(Passage):
☆ ☆ ☆ ☆ ☆ ☆ ☆
This is an old version, view current version.

24.3 Sampling from the posterior predictive distribution

Given draws from the posterior \(\theta^{(m)} \sim p(\theta \mid y),\) draws from the posterior predictive \(\tilde{y}^{(m)} \sim p(\tilde{y} \mid y)\) can be generated by randomly generating from the sampling distribution with the parameter draw plugged in, \[ \tilde{y}^{(m)} \sim p(y \mid \theta^{(m)}). \]

Randomly drawing \(\tilde{y}\) from the sampling distribution is critical because there are two forms of uncertainty in posterior predictive quantities, sampling uncertainty and estimation uncertainty. Estimation uncertainty arises because \(\theta\) is being estimated based only on a sample of data \(y\). Sampling uncertainty arises because even a known value of \(\theta\) leads to a sampling distribution \(p(\tilde{y} \mid \theta)\) with variation in \(\tilde{y}\). Both forms of uncertainty show up in the factored form of the posterior predictive distribution, \[ p(\tilde{y} \mid y) = \int \underbrace{p(\tilde{y} \mid \theta)}_{\begin{array}{l} \textrm{sampling} \\[-2pt] \textrm{uncertainty} \end{array}} \cdot \underbrace{p(\theta \mid y)}_{\begin{array}{l} \textrm{estimation} \\[-2pt] \textrm{uncertainty} \end{array}} \, \textrm{d}\theta. \]
☆ ☆ ☆ ☆ ☆ ☆ ☆
(Supplied information):
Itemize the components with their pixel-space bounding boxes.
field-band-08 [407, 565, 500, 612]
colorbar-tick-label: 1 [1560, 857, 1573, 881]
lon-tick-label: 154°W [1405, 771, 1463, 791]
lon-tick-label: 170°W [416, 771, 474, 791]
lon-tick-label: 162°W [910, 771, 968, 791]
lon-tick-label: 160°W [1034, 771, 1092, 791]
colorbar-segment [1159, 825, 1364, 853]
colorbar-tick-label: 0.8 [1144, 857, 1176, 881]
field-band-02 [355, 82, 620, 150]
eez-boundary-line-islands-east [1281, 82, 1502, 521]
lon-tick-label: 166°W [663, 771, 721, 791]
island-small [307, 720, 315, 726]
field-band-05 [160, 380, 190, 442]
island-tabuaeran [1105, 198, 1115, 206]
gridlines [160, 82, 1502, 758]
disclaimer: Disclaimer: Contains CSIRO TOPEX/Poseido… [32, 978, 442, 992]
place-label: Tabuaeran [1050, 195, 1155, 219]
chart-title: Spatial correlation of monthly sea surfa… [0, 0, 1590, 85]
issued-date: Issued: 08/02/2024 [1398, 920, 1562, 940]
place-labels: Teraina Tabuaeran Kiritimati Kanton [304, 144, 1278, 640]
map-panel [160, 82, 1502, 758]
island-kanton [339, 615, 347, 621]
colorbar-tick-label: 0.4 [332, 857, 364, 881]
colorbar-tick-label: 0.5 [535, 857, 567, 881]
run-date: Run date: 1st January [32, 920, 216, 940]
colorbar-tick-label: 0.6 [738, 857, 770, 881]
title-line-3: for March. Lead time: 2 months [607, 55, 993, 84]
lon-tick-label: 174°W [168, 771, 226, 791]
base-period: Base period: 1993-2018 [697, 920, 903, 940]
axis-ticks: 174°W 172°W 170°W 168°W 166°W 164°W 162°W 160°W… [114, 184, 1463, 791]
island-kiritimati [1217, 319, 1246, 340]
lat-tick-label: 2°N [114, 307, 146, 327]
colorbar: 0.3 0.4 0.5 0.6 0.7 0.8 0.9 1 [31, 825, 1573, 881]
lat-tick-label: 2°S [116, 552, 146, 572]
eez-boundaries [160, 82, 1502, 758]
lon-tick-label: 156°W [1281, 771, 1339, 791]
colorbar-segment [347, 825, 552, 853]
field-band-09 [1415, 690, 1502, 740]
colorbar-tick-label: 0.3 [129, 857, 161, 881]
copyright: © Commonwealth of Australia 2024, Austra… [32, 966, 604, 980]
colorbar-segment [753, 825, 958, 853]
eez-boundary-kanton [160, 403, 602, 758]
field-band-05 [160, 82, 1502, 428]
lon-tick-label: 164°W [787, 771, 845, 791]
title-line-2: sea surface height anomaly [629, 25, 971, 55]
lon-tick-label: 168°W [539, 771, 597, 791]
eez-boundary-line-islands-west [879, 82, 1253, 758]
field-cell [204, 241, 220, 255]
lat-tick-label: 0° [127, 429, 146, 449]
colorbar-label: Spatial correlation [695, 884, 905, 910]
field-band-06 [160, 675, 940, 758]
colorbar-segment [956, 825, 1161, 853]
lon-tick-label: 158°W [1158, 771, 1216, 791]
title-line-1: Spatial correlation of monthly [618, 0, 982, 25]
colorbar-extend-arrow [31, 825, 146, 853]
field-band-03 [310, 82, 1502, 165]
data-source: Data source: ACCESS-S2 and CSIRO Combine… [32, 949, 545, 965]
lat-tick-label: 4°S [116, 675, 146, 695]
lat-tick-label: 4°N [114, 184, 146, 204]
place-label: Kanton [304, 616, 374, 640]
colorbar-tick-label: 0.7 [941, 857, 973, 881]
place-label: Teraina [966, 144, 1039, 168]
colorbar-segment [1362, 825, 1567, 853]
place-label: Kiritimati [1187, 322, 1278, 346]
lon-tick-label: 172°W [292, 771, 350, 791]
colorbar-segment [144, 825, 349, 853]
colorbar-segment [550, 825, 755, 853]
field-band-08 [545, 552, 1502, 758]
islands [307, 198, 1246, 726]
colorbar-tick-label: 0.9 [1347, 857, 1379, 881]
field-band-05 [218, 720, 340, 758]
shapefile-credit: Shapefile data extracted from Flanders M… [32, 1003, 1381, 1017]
☆ ☆ ☆ ☆ ☆ ☆ ☆
(Prompt):
Using the passage on sampling from the posterior predictive distribution, decide whether each statement below agrees with it. Answer yes or no for each and quote the deciding words.
1. The passage identifies three forms of uncertainty in posterior predictive quantities.
2. Estimation uncertainty arises because the parameter is estimated from only a sample of data.
3. Both forms of uncertainty appear in the factored form of the posterior predictive distribution.

(Task response):
1. No: "there are two forms of uncertainty in posterior predictive quantities, sampling uncertainty and estimation uncertainty"
2. Yes: "Estimation uncertainty arises because \(\theta\) is being estimated based only on a sample of data \(y\)"
3. Yes: "Both forms of uncertainty show up in the factored form of the posterior predictive distribution"